Record extracts:

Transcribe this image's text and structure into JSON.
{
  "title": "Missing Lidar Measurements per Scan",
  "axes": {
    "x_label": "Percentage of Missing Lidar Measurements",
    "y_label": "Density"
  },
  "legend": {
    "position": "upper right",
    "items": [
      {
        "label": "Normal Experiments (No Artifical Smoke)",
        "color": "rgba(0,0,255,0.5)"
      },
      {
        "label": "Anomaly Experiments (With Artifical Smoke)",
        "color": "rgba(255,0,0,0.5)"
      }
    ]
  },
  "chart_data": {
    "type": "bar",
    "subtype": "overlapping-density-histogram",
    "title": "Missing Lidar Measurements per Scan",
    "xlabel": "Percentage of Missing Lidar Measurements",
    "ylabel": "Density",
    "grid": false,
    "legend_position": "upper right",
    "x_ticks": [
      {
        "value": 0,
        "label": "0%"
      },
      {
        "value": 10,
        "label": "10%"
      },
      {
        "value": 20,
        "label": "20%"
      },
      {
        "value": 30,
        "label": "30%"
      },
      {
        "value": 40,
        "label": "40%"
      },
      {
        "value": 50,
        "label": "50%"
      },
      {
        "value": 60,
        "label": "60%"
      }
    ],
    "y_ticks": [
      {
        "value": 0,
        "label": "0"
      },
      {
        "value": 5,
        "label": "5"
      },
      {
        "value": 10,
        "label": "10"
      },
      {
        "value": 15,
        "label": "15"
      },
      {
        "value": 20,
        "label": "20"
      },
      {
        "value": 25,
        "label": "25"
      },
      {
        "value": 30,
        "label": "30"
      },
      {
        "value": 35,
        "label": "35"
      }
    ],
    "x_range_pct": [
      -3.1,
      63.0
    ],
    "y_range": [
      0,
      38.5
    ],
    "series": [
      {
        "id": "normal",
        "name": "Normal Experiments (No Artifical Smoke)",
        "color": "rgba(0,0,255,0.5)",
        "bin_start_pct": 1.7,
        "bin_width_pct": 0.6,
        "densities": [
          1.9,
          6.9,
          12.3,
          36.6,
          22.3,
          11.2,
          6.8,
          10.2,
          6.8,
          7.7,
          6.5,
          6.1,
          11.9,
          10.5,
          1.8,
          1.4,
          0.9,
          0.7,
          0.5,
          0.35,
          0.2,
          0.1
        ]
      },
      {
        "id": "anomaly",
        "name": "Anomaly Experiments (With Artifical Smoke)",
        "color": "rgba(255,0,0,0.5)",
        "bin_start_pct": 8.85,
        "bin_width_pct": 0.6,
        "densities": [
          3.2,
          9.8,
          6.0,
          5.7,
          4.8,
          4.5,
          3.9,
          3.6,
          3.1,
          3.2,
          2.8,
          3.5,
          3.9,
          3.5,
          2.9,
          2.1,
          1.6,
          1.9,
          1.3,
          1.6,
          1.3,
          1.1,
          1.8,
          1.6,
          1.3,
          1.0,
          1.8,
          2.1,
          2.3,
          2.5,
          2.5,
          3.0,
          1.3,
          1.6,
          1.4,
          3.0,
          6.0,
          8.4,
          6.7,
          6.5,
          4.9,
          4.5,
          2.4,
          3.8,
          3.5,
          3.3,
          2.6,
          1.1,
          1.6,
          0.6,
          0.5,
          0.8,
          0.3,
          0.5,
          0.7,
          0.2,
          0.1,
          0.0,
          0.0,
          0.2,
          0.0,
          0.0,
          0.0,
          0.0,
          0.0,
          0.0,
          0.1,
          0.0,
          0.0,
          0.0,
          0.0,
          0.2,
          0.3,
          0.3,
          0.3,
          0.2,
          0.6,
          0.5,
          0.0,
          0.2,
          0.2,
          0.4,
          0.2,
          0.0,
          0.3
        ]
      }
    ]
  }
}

Exercise directions: Of the lines in the material, how many contain the word "Smoke"? Reply with the number and nothing else.

Answer below: 4